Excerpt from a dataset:
__________

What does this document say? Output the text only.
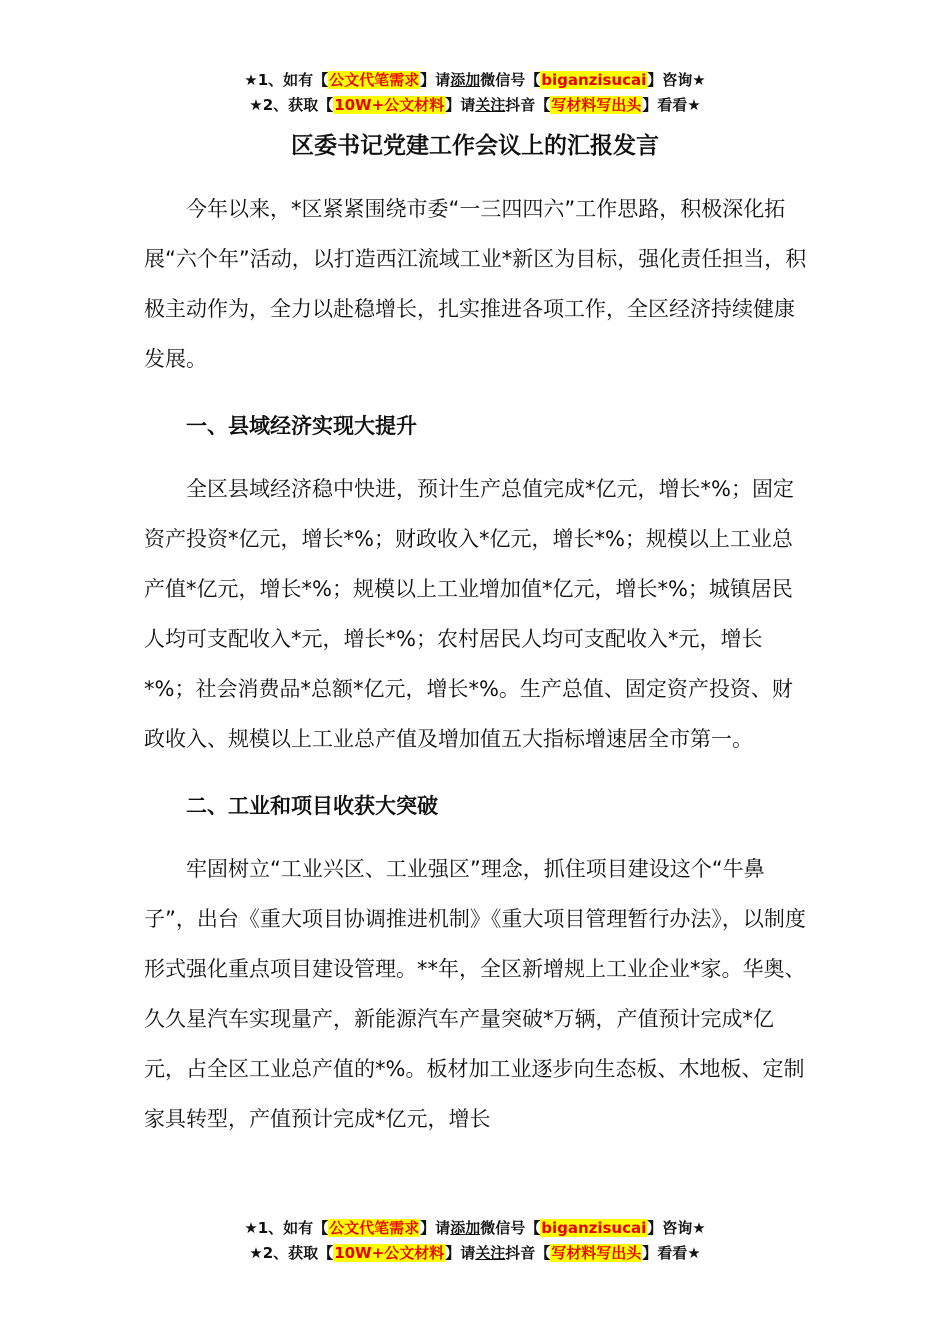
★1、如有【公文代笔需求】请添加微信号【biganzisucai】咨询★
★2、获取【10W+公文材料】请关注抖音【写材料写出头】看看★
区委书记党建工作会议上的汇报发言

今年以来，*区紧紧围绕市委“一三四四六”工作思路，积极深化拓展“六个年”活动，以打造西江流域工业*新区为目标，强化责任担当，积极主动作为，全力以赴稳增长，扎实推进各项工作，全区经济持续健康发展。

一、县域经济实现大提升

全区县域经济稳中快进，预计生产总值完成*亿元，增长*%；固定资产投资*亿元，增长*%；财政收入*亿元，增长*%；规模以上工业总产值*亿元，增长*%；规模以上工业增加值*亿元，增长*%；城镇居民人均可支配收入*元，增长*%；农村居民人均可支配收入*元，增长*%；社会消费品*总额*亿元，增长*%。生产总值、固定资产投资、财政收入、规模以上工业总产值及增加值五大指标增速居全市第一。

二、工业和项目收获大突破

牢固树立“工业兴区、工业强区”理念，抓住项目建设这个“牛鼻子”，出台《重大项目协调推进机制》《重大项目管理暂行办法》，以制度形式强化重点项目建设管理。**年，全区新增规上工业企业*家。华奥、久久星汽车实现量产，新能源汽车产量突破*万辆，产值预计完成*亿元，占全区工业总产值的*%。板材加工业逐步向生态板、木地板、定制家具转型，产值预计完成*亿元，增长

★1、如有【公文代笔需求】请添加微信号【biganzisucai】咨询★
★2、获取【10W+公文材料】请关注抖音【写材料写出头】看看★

__________

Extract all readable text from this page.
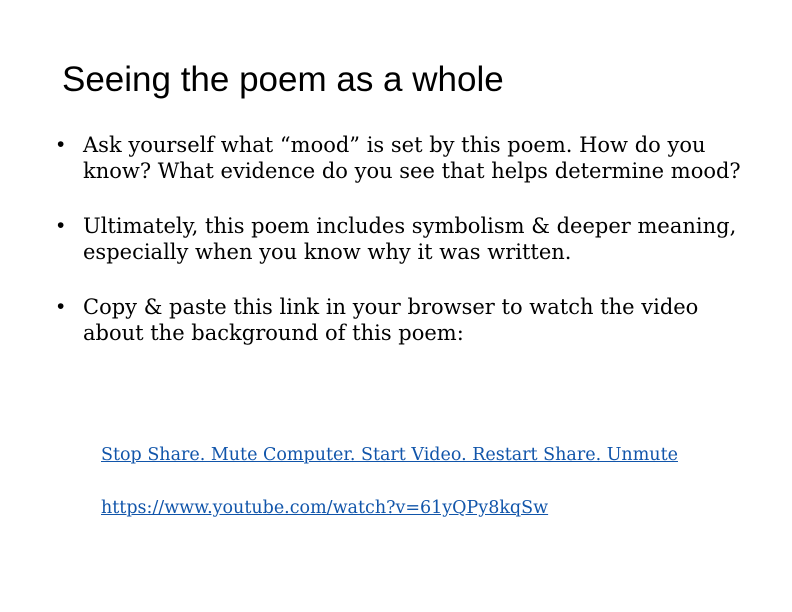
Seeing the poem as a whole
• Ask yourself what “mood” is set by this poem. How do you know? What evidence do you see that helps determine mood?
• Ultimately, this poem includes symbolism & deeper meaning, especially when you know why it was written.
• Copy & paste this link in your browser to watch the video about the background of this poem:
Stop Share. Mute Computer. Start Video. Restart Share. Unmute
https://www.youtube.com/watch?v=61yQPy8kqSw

__________

What needs to be done:
Reproduce each line of the entries in which the word "watch" is found.

Solved problem:
• Copy & paste this link in your browser to watch the video about the background of this poem:
https://www.youtube.com/watch?v=61yQPy8kqSw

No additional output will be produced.